• [TASK DESCRIPTION] Exact reproduction of the data is required, with images excluded.

• [DATA IN THIS EXERCISE]
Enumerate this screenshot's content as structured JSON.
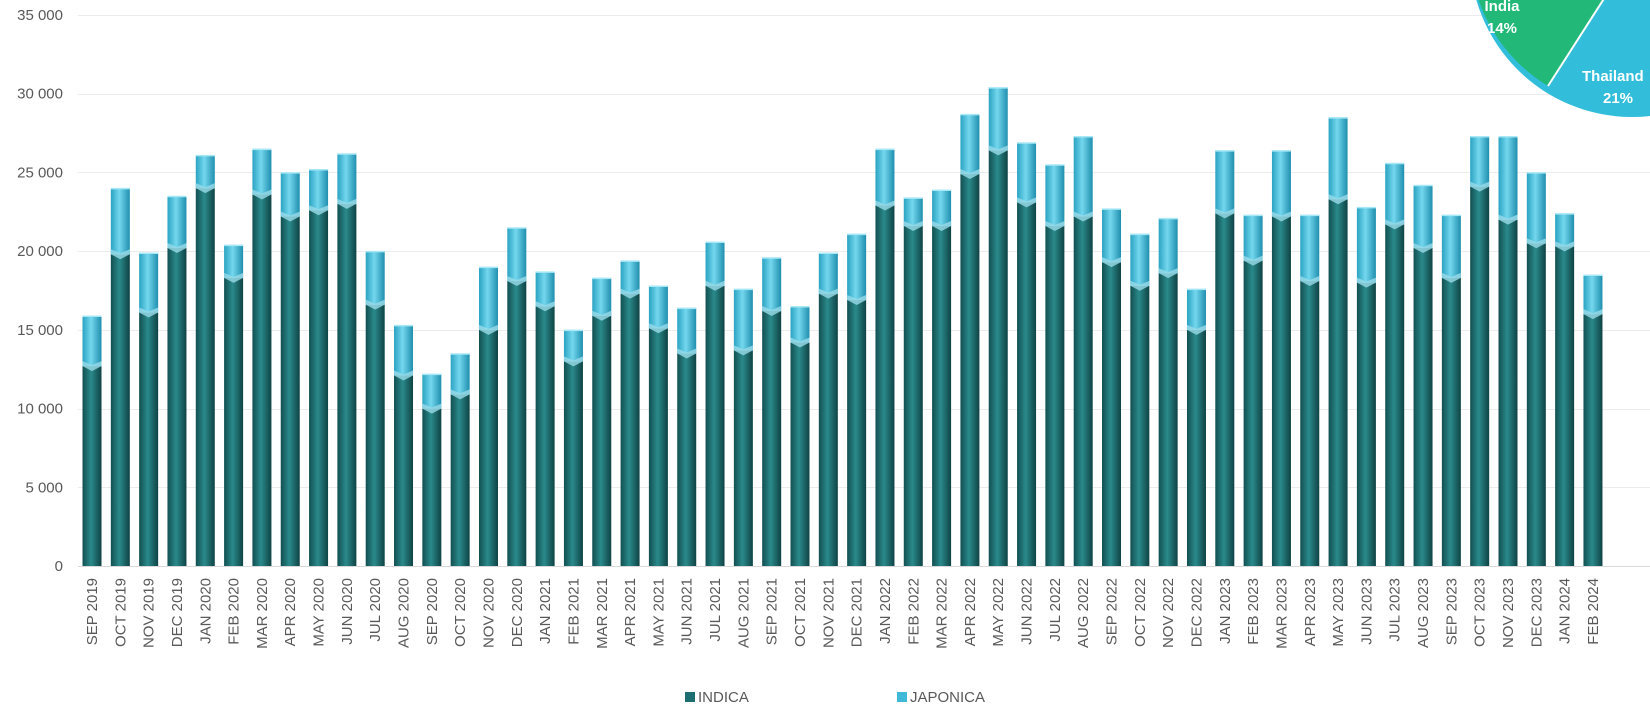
{
  "chart_data": {
    "type": "bar",
    "stacked": true,
    "categories": [
      "SEP 2019",
      "OCT 2019",
      "NOV 2019",
      "DEC 2019",
      "JAN 2020",
      "FEB 2020",
      "MAR 2020",
      "APR 2020",
      "MAY 2020",
      "JUN 2020",
      "JUL 2020",
      "AUG 2020",
      "SEP 2020",
      "OCT 2020",
      "NOV 2020",
      "DEC 2020",
      "JAN 2021",
      "FEB 2021",
      "MAR 2021",
      "APR 2021",
      "MAY 2021",
      "JUN 2021",
      "JUL 2021",
      "AUG 2021",
      "SEP 2021",
      "OCT 2021",
      "NOV 2021",
      "DEC 2021",
      "JAN 2022",
      "FEB 2022",
      "MAR 2022",
      "APR 2022",
      "MAY 2022",
      "JUN 2022",
      "JUL 2022",
      "AUG 2022",
      "SEP 2022",
      "OCT 2022",
      "NOV 2022",
      "DEC 2022",
      "JAN 2023",
      "FEB 2023",
      "MAR 2023",
      "APR 2023",
      "MAY 2023",
      "JUN 2023",
      "JUL 2023",
      "AUG 2023",
      "SEP 2023",
      "OCT 2023",
      "NOV 2023",
      "DEC 2023",
      "JAN 2024",
      "FEB 2024"
    ],
    "series": [
      {
        "name": "INDICA",
        "color": "#1d6e70",
        "values": [
          12700,
          19800,
          16100,
          20200,
          24000,
          18300,
          23600,
          22200,
          22600,
          23000,
          16600,
          12100,
          10000,
          10900,
          15000,
          18100,
          16500,
          13000,
          15900,
          17300,
          15100,
          13500,
          17800,
          13700,
          16200,
          14200,
          17300,
          16900,
          22900,
          21600,
          21600,
          24900,
          26400,
          23100,
          21600,
          22200,
          19300,
          17800,
          18600,
          15000,
          22400,
          19400,
          22200,
          18100,
          23300,
          18000,
          21700,
          20200,
          18300,
          24100,
          22000,
          20500,
          20300,
          16000
        ]
      },
      {
        "name": "JAPONICA",
        "color": "#3fb9d6",
        "values": [
          3200,
          4200,
          3800,
          3300,
          2100,
          2100,
          2900,
          2800,
          2600,
          3200,
          3400,
          3200,
          2200,
          2600,
          4000,
          3400,
          2200,
          2000,
          2400,
          2100,
          2700,
          2900,
          2800,
          3900,
          3400,
          2300,
          2600,
          4200,
          3600,
          1800,
          2300,
          3800,
          4000,
          3800,
          3900,
          5100,
          3400,
          3300,
          3500,
          2600,
          4000,
          2900,
          4200,
          4200,
          5200,
          4800,
          3900,
          4000,
          4000,
          3200,
          5300,
          4500,
          2100,
          2500
        ]
      }
    ],
    "ylim": [
      0,
      35000
    ],
    "yticks": [
      0,
      5000,
      10000,
      15000,
      20000,
      25000,
      30000,
      35000
    ],
    "ytick_labels": [
      "0",
      "5 000",
      "10 000",
      "15 000",
      "20 000",
      "25 000",
      "30 000",
      "35 000"
    ],
    "grid": true,
    "legend": {
      "position": "bottom",
      "entries": [
        "INDICA",
        "JAPONICA"
      ]
    },
    "title": "",
    "xlabel": "",
    "ylabel": ""
  },
  "inset_pie": {
    "slices": [
      {
        "label": "India",
        "value_label": "14%",
        "color": "#22b878"
      },
      {
        "label": "Thailand",
        "value_label": "21%",
        "color": "#32bedb"
      }
    ]
  }
}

• [EXPECTED OUTPUT]
Enumerate this screenshot's content as structured JSON.
{
  "chart_data": {
    "type": "bar",
    "stacked": true,
    "categories": [
      "SEP 2019",
      "OCT 2019",
      "NOV 2019",
      "DEC 2019",
      "JAN 2020",
      "FEB 2020",
      "MAR 2020",
      "APR 2020",
      "MAY 2020",
      "JUN 2020",
      "JUL 2020",
      "AUG 2020",
      "SEP 2020",
      "OCT 2020",
      "NOV 2020",
      "DEC 2020",
      "JAN 2021",
      "FEB 2021",
      "MAR 2021",
      "APR 2021",
      "MAY 2021",
      "JUN 2021",
      "JUL 2021",
      "AUG 2021",
      "SEP 2021",
      "OCT 2021",
      "NOV 2021",
      "DEC 2021",
      "JAN 2022",
      "FEB 2022",
      "MAR 2022",
      "APR 2022",
      "MAY 2022",
      "JUN 2022",
      "JUL 2022",
      "AUG 2022",
      "SEP 2022",
      "OCT 2022",
      "NOV 2022",
      "DEC 2022",
      "JAN 2023",
      "FEB 2023",
      "MAR 2023",
      "APR 2023",
      "MAY 2023",
      "JUN 2023",
      "JUL 2023",
      "AUG 2023",
      "SEP 2023",
      "OCT 2023",
      "NOV 2023",
      "DEC 2023",
      "JAN 2024",
      "FEB 2024"
    ],
    "series": [
      {
        "name": "INDICA",
        "color": "#1d6e70",
        "values": [
          12700,
          19800,
          16100,
          20200,
          24000,
          18300,
          23600,
          22200,
          22600,
          23000,
          16600,
          12100,
          10000,
          10900,
          15000,
          18100,
          16500,
          13000,
          15900,
          17300,
          15100,
          13500,
          17800,
          13700,
          16200,
          14200,
          17300,
          16900,
          22900,
          21600,
          21600,
          24900,
          26400,
          23100,
          21600,
          22200,
          19300,
          17800,
          18600,
          15000,
          22400,
          19400,
          22200,
          18100,
          23300,
          18000,
          21700,
          20200,
          18300,
          24100,
          22000,
          20500,
          20300,
          16000
        ]
      },
      {
        "name": "JAPONICA",
        "color": "#3fb9d6",
        "values": [
          3200,
          4200,
          3800,
          3300,
          2100,
          2100,
          2900,
          2800,
          2600,
          3200,
          3400,
          3200,
          2200,
          2600,
          4000,
          3400,
          2200,
          2000,
          2400,
          2100,
          2700,
          2900,
          2800,
          3900,
          3400,
          2300,
          2600,
          4200,
          3600,
          1800,
          2300,
          3800,
          4000,
          3800,
          3900,
          5100,
          3400,
          3300,
          3500,
          2600,
          4000,
          2900,
          4200,
          4200,
          5200,
          4800,
          3900,
          4000,
          4000,
          3200,
          5300,
          4500,
          2100,
          2500
        ]
      }
    ],
    "ylim": [
      0,
      35000
    ],
    "yticks": [
      0,
      5000,
      10000,
      15000,
      20000,
      25000,
      30000,
      35000
    ],
    "ytick_labels": [
      "0",
      "5 000",
      "10 000",
      "15 000",
      "20 000",
      "25 000",
      "30 000",
      "35 000"
    ],
    "grid": true,
    "legend": {
      "position": "bottom",
      "entries": [
        "INDICA",
        "JAPONICA"
      ]
    },
    "title": "",
    "xlabel": "",
    "ylabel": ""
  },
  "inset_pie": {
    "slices": [
      {
        "label": "India",
        "value_label": "14%",
        "color": "#22b878"
      },
      {
        "label": "Thailand",
        "value_label": "21%",
        "color": "#32bedb"
      }
    ]
  }
}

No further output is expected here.